Out of the lines below, please list those that hold the string "true".

Data provided:
__________

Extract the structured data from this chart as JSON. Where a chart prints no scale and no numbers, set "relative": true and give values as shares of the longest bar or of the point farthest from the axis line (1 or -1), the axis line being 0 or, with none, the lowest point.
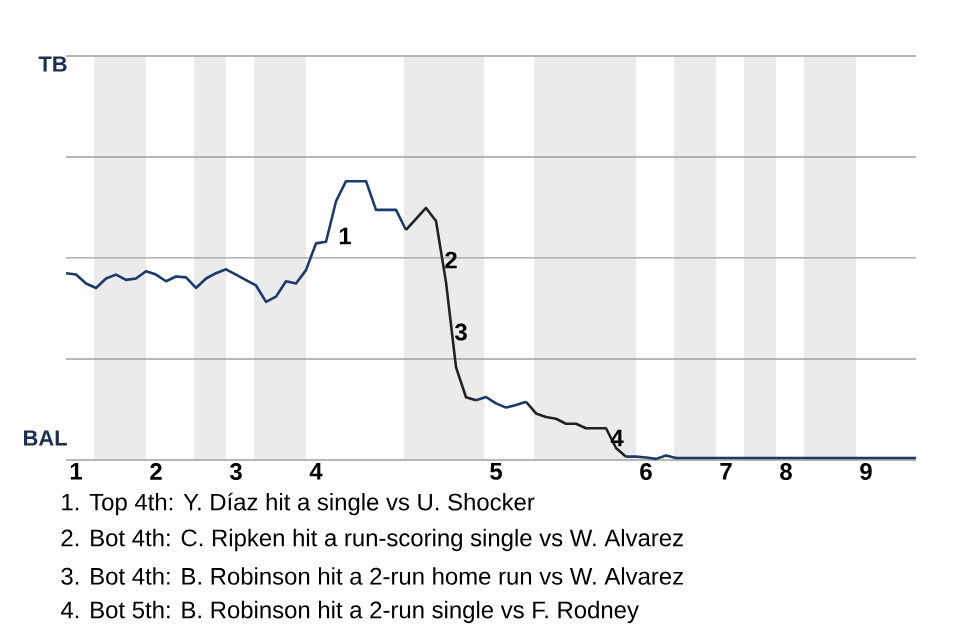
{
  "chart_data": {
    "type": "line",
    "relative": true,
    "categories": [
      null,
      "1",
      null,
      null,
      null,
      null,
      null,
      null,
      null,
      "2",
      null,
      null,
      null,
      null,
      null,
      null,
      null,
      "3",
      null,
      null,
      null,
      null,
      null,
      null,
      null,
      "4",
      null,
      null,
      null,
      null,
      null,
      null,
      null,
      null,
      null,
      null,
      null,
      null,
      null,
      null,
      null,
      null,
      null,
      "5",
      null,
      null,
      null,
      null,
      null,
      null,
      null,
      null,
      null,
      null,
      null,
      null,
      null,
      null,
      "6",
      null,
      null,
      null,
      null,
      null,
      null,
      null,
      "7",
      null,
      null,
      null,
      null,
      null,
      "8",
      null,
      null,
      null,
      null,
      null,
      null,
      null,
      "9",
      null,
      null,
      null,
      null,
      null
    ],
    "marker": "none",
    "line_style": "solid",
    "ref_lines": [
      {
        "axis": "y",
        "value": 0.362,
        "color": "#9f9f9f"
      },
      {
        "axis": "y",
        "value": 0.725,
        "color": "#9f9f9f"
      },
      {
        "axis": "y",
        "value": 1.087,
        "color": "#9f9f9f"
      },
      {
        "axis": "y",
        "value": 1.449,
        "color": "#9f9f9f"
      }
    ],
    "series": [
      {
        "color": "#1b3a6b",
        "values": [
          0.67,
          0.665,
          0.633,
          0.617,
          0.651,
          0.665,
          0.646,
          0.651,
          0.677,
          0.665,
          0.641,
          0.658,
          0.655,
          0.617,
          0.651,
          0.67,
          0.684,
          0.665,
          0.645,
          0.626,
          0.567,
          0.586,
          0.641,
          0.633,
          0.681,
          0.777,
          0.783,
          0.928,
          1,
          1,
          1,
          0.897,
          0.897,
          0.897,
          0.825,
          null,
          null,
          null,
          null,
          null,
          null,
          null,
          null,
          null,
          null,
          null,
          null,
          null,
          null,
          null,
          null,
          null,
          null,
          null,
          null,
          null,
          null,
          null,
          null,
          null,
          null,
          null,
          null,
          null,
          null,
          null,
          null,
          null,
          null,
          null,
          null,
          null,
          null,
          null,
          null,
          null,
          null,
          null,
          null,
          null,
          null,
          null,
          null,
          null,
          null,
          null
        ]
      },
      {
        "color": "#222222",
        "values": [
          null,
          null,
          null,
          null,
          null,
          null,
          null,
          null,
          null,
          null,
          null,
          null,
          null,
          null,
          null,
          null,
          null,
          null,
          null,
          null,
          null,
          null,
          null,
          null,
          null,
          null,
          null,
          null,
          null,
          null,
          null,
          null,
          null,
          null,
          0.825,
          0.865,
          0.904,
          0.857,
          0.638,
          0.333,
          0.225,
          0.214,
          null,
          null,
          null,
          null,
          null,
          null,
          null,
          null,
          null,
          null,
          null,
          null,
          null,
          null,
          null,
          null,
          null,
          null,
          null,
          null,
          null,
          null,
          null,
          null,
          null,
          null,
          null,
          null,
          null,
          null,
          null,
          null,
          null,
          null,
          null,
          null,
          null,
          null,
          null,
          null,
          null,
          null,
          null,
          null
        ]
      },
      {
        "color": "#1b3a6b",
        "values": [
          null,
          null,
          null,
          null,
          null,
          null,
          null,
          null,
          null,
          null,
          null,
          null,
          null,
          null,
          null,
          null,
          null,
          null,
          null,
          null,
          null,
          null,
          null,
          null,
          null,
          null,
          null,
          null,
          null,
          null,
          null,
          null,
          null,
          null,
          null,
          null,
          null,
          null,
          null,
          null,
          null,
          0.214,
          0.226,
          0.203,
          0.188,
          0.197,
          0.209,
          null,
          null,
          null,
          null,
          null,
          null,
          null,
          null,
          null,
          null,
          null,
          null,
          null,
          null,
          null,
          null,
          null,
          null,
          null,
          null,
          null,
          null,
          null,
          null,
          null,
          null,
          null,
          null,
          null,
          null,
          null,
          null,
          null,
          null,
          null,
          null,
          null,
          null,
          null
        ]
      },
      {
        "color": "#222222",
        "values": [
          null,
          null,
          null,
          null,
          null,
          null,
          null,
          null,
          null,
          null,
          null,
          null,
          null,
          null,
          null,
          null,
          null,
          null,
          null,
          null,
          null,
          null,
          null,
          null,
          null,
          null,
          null,
          null,
          null,
          null,
          null,
          null,
          null,
          null,
          null,
          null,
          null,
          null,
          null,
          null,
          null,
          null,
          null,
          null,
          null,
          null,
          0.209,
          0.167,
          0.154,
          0.148,
          0.13,
          0.13,
          0.114,
          0.114,
          0.114,
          0.043,
          0.012,
          null,
          null,
          null,
          null,
          null,
          null,
          null,
          null,
          null,
          null,
          null,
          null,
          null,
          null,
          null,
          null,
          null,
          null,
          null,
          null,
          null,
          null,
          null,
          null,
          null,
          null,
          null,
          null,
          null
        ]
      },
      {
        "color": "#1b3a6b",
        "values": [
          null,
          null,
          null,
          null,
          null,
          null,
          null,
          null,
          null,
          null,
          null,
          null,
          null,
          null,
          null,
          null,
          null,
          null,
          null,
          null,
          null,
          null,
          null,
          null,
          null,
          null,
          null,
          null,
          null,
          null,
          null,
          null,
          null,
          null,
          null,
          null,
          null,
          null,
          null,
          null,
          null,
          null,
          null,
          null,
          null,
          null,
          null,
          null,
          null,
          null,
          null,
          null,
          null,
          null,
          null,
          null,
          0.012,
          0.012,
          0.009,
          0.004,
          0.016,
          0.007,
          0.007,
          0.007,
          0.007,
          0.007,
          0.007,
          0.007,
          0.007,
          0.007,
          0.007,
          0.007,
          0.007,
          0.007,
          0.007,
          0.007,
          0.007,
          0.007,
          0.007,
          0.007,
          0.007,
          0.007,
          0.007,
          0.007,
          0.007,
          0.007
        ]
      }
    ],
    "annotations": [
      "TB",
      "BAL",
      "1",
      "2",
      "3",
      "4",
      "1. Top 4th: Y. Díaz hit a single vs U. Shocker",
      "2. Bot 4th: C. Ripken hit a run-scoring single vs W. Alvarez",
      "3. Bot 4th: B. Robinson hit a 2-run home run vs W. Alvarez",
      "4. Bot 5th: B. Robinson hit a 2-run single vs F. Rodney"
    ]
  }
}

__________

Task solution:
Extract the structured data from this chart as JSON. Where a chart prints no scale and no numbers, set "relative": true and give values as shares of the longest bar or of the point farthest from the axis line (1 or -1), the axis line being 0 or, with none, the lowest point.
    "relative": true,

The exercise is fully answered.